== Stated problem ==
State how many lines in the listing below include the word "договора". Give nothing but the number.
>> START
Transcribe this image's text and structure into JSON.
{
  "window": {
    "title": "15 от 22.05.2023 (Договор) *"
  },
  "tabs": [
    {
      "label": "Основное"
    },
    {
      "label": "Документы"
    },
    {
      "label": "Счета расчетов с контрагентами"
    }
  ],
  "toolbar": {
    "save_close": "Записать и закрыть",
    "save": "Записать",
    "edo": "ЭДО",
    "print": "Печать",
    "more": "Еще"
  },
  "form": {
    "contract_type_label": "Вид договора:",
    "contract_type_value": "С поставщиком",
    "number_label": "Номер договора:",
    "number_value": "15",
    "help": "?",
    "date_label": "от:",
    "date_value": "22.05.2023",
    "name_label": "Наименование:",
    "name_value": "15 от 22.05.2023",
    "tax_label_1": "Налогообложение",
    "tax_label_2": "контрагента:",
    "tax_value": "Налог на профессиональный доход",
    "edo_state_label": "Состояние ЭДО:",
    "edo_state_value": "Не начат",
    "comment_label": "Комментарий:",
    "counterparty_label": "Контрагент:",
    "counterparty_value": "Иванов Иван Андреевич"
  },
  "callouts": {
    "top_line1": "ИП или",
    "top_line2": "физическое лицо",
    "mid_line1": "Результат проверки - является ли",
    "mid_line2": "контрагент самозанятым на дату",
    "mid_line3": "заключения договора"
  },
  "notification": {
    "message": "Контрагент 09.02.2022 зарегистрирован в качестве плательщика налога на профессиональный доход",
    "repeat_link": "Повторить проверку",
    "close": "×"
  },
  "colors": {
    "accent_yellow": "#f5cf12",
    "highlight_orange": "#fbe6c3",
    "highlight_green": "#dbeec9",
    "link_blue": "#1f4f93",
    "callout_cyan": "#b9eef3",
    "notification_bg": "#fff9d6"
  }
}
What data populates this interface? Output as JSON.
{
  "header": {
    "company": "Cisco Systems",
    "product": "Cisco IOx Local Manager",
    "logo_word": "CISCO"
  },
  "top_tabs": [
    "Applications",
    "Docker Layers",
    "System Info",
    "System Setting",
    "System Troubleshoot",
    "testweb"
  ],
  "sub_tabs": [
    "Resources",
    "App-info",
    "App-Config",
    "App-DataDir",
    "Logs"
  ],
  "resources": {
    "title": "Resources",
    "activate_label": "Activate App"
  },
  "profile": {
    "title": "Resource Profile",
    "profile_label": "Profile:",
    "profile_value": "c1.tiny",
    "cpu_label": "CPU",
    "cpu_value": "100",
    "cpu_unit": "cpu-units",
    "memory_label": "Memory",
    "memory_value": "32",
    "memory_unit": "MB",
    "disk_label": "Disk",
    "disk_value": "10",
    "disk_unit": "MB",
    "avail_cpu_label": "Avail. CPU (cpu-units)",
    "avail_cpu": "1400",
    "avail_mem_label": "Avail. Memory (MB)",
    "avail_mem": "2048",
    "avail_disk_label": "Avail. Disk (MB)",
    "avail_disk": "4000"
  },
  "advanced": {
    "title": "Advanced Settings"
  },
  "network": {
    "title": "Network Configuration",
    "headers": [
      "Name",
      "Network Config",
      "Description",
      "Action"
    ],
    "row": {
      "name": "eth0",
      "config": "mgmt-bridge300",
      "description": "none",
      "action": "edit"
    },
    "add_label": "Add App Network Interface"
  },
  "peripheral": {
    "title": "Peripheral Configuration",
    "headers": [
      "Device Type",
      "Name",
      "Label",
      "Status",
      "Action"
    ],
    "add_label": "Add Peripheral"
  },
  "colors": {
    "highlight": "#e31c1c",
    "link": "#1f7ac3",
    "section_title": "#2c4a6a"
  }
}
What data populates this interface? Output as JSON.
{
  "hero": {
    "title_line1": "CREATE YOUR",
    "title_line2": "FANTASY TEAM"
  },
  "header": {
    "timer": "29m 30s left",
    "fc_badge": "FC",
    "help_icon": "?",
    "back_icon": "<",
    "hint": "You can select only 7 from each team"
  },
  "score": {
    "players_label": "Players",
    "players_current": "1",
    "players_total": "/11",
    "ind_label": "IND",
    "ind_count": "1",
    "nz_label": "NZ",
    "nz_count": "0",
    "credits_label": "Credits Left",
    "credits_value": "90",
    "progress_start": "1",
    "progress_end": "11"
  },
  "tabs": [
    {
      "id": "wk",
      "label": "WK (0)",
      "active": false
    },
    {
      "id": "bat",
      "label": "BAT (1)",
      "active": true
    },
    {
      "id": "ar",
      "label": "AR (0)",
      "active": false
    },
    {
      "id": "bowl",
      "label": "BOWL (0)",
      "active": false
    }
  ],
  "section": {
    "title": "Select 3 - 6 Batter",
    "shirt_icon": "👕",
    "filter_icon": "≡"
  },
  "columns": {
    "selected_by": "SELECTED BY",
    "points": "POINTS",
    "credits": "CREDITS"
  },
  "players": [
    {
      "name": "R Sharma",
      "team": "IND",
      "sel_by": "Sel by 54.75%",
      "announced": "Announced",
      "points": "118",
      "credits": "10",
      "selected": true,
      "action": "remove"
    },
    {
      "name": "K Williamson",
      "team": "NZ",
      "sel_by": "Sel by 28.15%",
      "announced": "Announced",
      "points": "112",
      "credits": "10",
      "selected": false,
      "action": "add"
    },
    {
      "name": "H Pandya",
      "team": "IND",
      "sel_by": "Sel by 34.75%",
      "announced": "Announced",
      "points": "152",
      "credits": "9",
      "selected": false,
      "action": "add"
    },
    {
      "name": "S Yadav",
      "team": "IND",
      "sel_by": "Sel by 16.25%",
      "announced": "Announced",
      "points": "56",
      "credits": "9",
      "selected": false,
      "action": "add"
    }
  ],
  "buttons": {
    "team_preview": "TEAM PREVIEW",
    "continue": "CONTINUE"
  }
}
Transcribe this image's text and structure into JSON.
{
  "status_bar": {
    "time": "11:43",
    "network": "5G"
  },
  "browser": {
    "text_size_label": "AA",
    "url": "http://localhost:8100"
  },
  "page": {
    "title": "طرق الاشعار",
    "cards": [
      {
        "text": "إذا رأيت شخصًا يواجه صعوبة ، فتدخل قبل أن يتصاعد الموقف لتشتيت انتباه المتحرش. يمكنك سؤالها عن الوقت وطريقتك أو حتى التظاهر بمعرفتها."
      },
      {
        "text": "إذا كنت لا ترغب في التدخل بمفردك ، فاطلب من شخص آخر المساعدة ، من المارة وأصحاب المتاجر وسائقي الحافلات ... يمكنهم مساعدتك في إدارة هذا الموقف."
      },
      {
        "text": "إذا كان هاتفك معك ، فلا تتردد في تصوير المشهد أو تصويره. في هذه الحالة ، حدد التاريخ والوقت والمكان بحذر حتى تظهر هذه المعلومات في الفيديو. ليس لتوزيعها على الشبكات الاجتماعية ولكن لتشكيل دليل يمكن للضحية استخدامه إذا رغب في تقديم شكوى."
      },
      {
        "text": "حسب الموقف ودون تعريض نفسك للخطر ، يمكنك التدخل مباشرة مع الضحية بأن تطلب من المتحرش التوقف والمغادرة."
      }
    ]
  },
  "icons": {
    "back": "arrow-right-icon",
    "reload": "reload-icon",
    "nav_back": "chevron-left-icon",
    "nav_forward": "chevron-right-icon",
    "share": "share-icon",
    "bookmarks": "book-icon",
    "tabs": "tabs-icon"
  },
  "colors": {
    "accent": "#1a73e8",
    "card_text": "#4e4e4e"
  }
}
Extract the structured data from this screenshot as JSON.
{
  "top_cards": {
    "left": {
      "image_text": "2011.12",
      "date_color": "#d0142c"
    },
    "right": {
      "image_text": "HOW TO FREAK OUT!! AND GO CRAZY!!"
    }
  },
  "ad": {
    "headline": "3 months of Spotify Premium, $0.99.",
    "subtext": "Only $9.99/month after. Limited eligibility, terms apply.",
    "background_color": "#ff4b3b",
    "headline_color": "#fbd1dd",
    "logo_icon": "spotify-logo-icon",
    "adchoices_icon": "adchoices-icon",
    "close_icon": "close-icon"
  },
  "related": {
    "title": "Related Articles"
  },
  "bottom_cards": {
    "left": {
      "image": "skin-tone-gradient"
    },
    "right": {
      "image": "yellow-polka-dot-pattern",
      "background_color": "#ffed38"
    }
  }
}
>> END
== Full response ==
3